-- Your task --
Repeat the records in full and exactly, omitting pictures.
━━━ The input ━━━
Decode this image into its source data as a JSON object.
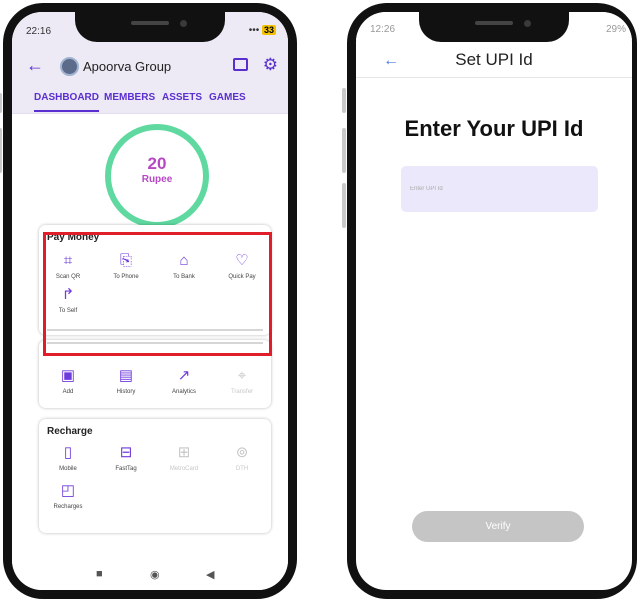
{
  "left_phone": {
    "status": {
      "time": "22:16",
      "signal_text": "•••",
      "battery": "33"
    },
    "appbar": {
      "back_icon": "back-arrow-icon",
      "title": "Apoorva Group"
    },
    "tabs": [
      {
        "label": "DASHBOARD",
        "active": true
      },
      {
        "label": "MEMBERS"
      },
      {
        "label": "ASSETS"
      },
      {
        "label": "GAMES"
      }
    ],
    "balance": {
      "amount": "20",
      "unit": "Rupee"
    },
    "pay_money": {
      "title": "Pay Money",
      "items": [
        {
          "label": "Scan QR",
          "icon": "qr-scan-icon"
        },
        {
          "label": "To Phone",
          "icon": "phone-transfer-icon"
        },
        {
          "label": "To Bank",
          "icon": "bank-icon"
        },
        {
          "label": "Quick Pay",
          "icon": "heart-icon"
        },
        {
          "label": "To Self",
          "icon": "u-turn-icon"
        }
      ]
    },
    "wallet": {
      "items": [
        {
          "label": "Add",
          "icon": "wallet-icon"
        },
        {
          "label": "History",
          "icon": "history-icon"
        },
        {
          "label": "Analytics",
          "icon": "analytics-icon"
        },
        {
          "label": "Transfer",
          "icon": "transfer-icon",
          "disabled": true
        }
      ]
    },
    "recharge": {
      "title": "Recharge",
      "items": [
        {
          "label": "Mobile",
          "icon": "mobile-icon"
        },
        {
          "label": "FastTag",
          "icon": "car-icon"
        },
        {
          "label": "MetroCard",
          "icon": "metro-icon",
          "disabled": true
        },
        {
          "label": "DTH",
          "icon": "antenna-icon",
          "disabled": true
        },
        {
          "label": "Recharges",
          "icon": "recharges-icon"
        }
      ]
    },
    "highlight_color": "#e01e2a"
  },
  "right_phone": {
    "status": {
      "time": "12:26",
      "right_text": "29%"
    },
    "appbar": {
      "title": "Set UPI Id"
    },
    "heading": "Enter Your UPI Id",
    "input_placeholder": "Enter UPI Id",
    "verify_label": "Verify"
  },
  "colors": {
    "accent": "#5a2fd0",
    "ring": "#5fd9a0",
    "amount": "#b847c5",
    "input_bg": "#ece8fb",
    "button_disabled": "#c5c5c5"
  }
}
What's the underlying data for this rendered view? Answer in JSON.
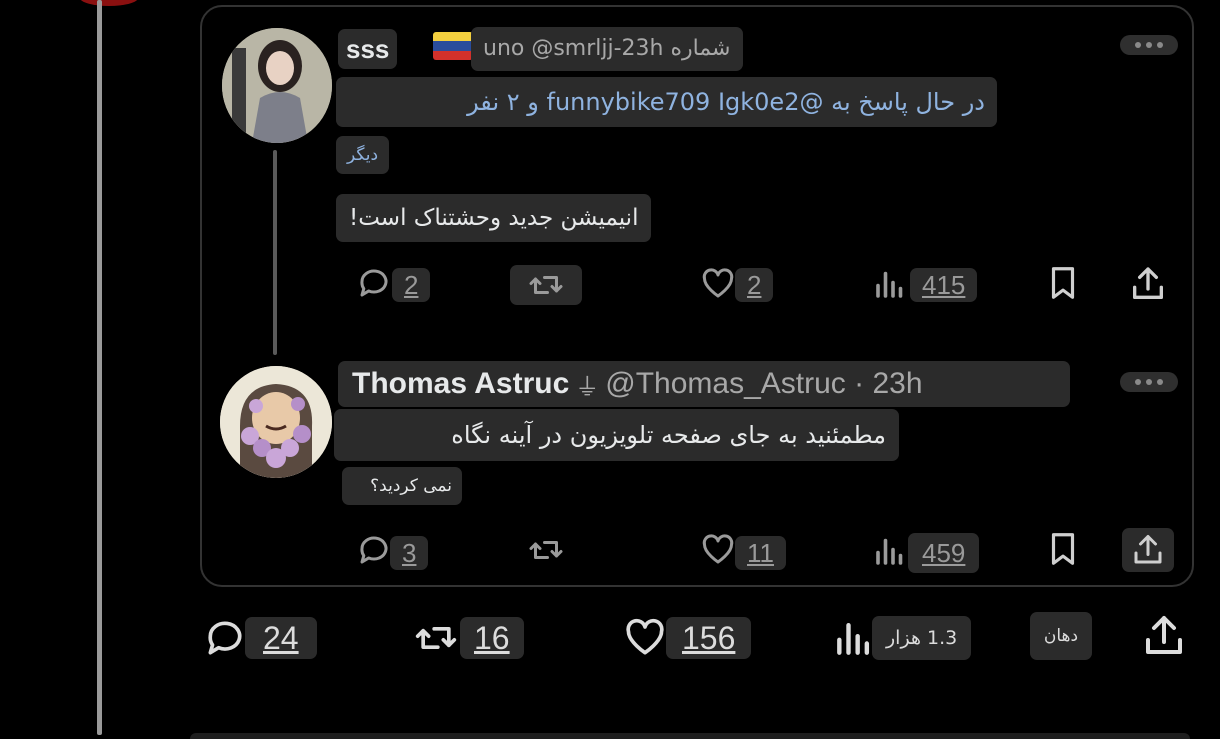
━━━
-- Exercise result --
Decode this image into its source data as a JSON object.
{
  "left_phone": {
    "status": {
      "time": "22:16",
      "signal_text": "•••",
      "battery": "33"
    },
    "appbar": {
      "back_icon": "back-arrow-icon",
      "title": "Apoorva Group"
    },
    "tabs": [
      {
        "label": "DASHBOARD",
        "active": true
      },
      {
        "label": "MEMBERS"
      },
      {
        "label": "ASSETS"
      },
      {
        "label": "GAMES"
      }
    ],
    "balance": {
      "amount": "20",
      "unit": "Rupee"
    },
    "pay_money": {
      "title": "Pay Money",
      "items": [
        {
          "label": "Scan QR",
          "icon": "qr-scan-icon"
        },
        {
          "label": "To Phone",
          "icon": "phone-transfer-icon"
        },
        {
          "label": "To Bank",
          "icon": "bank-icon"
        },
        {
          "label": "Quick Pay",
          "icon": "heart-icon"
        },
        {
          "label": "To Self",
          "icon": "u-turn-icon"
        }
      ]
    },
    "wallet": {
      "items": [
        {
          "label": "Add",
          "icon": "wallet-icon"
        },
        {
          "label": "History",
          "icon": "history-icon"
        },
        {
          "label": "Analytics",
          "icon": "analytics-icon"
        },
        {
          "label": "Transfer",
          "icon": "transfer-icon",
          "disabled": true
        }
      ]
    },
    "recharge": {
      "title": "Recharge",
      "items": [
        {
          "label": "Mobile",
          "icon": "mobile-icon"
        },
        {
          "label": "FastTag",
          "icon": "car-icon"
        },
        {
          "label": "MetroCard",
          "icon": "metro-icon",
          "disabled": true
        },
        {
          "label": "DTH",
          "icon": "antenna-icon",
          "disabled": true
        },
        {
          "label": "Recharges",
          "icon": "recharges-icon"
        }
      ]
    },
    "highlight_color": "#e01e2a"
  },
  "right_phone": {
    "status": {
      "time": "12:26",
      "right_text": "29%"
    },
    "appbar": {
      "title": "Set UPI Id"
    },
    "heading": "Enter Your UPI Id",
    "input_placeholder": "Enter UPI Id",
    "verify_label": "Verify"
  },
  "colors": {
    "accent": "#5a2fd0",
    "ring": "#5fd9a0",
    "amount": "#b847c5",
    "input_bg": "#ece8fb",
    "button_disabled": "#c5c5c5"
  }
}
What's the underlying data for this rendered view? Answer in JSON.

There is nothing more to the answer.